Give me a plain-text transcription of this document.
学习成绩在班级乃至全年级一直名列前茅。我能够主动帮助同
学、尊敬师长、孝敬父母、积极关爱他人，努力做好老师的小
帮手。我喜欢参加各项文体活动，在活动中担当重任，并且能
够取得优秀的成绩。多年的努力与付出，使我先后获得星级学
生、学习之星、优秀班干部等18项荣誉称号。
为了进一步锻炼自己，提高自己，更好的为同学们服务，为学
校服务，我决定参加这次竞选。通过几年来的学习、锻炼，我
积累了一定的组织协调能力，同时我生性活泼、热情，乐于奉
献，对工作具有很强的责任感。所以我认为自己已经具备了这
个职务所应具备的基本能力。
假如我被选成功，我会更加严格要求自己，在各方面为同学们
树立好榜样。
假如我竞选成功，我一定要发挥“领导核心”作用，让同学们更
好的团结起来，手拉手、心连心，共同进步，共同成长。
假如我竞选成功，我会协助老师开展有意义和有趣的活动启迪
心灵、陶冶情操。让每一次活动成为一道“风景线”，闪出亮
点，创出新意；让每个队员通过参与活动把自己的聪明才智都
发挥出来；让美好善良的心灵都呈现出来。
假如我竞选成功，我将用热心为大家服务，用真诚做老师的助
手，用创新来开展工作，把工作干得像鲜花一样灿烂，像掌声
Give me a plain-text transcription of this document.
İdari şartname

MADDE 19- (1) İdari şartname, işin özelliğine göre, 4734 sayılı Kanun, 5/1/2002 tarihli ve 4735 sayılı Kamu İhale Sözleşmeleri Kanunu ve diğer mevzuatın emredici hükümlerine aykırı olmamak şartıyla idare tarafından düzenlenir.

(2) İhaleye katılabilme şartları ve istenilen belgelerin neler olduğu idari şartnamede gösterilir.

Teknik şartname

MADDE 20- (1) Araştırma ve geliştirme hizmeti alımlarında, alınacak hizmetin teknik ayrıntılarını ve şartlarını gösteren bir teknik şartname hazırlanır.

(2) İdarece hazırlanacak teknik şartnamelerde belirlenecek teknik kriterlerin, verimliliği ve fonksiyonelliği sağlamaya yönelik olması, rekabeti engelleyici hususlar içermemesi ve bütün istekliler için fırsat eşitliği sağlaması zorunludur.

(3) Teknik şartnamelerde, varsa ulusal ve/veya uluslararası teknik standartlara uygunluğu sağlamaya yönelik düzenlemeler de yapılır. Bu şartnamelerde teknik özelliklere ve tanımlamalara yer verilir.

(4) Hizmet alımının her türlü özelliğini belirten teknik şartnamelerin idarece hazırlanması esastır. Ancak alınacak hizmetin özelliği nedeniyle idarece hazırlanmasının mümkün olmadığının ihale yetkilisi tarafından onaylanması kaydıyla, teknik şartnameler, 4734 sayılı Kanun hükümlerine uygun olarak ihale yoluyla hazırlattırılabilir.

####

Lines containing the string "sağlamaya" are to be selected and copied.

(2) İdarece hazırlanacak teknik şartnamelerde belirlenecek teknik kriterlerin, verimliliği ve fonksiyonelliği sağlamaya yönelik olması, rekabeti engelleyici hususlar içermemesi ve bütün istekliler için fırsat eşitliği sağlaması zorunludur.
(3) Teknik şartnamelerde, varsa ulusal ve/veya uluslararası teknik standartlara uygunluğu sağlamaya yönelik düzenlemeler de yapılır. Bu şartnamelerde teknik özelliklere ve tanımlamalara yer verilir.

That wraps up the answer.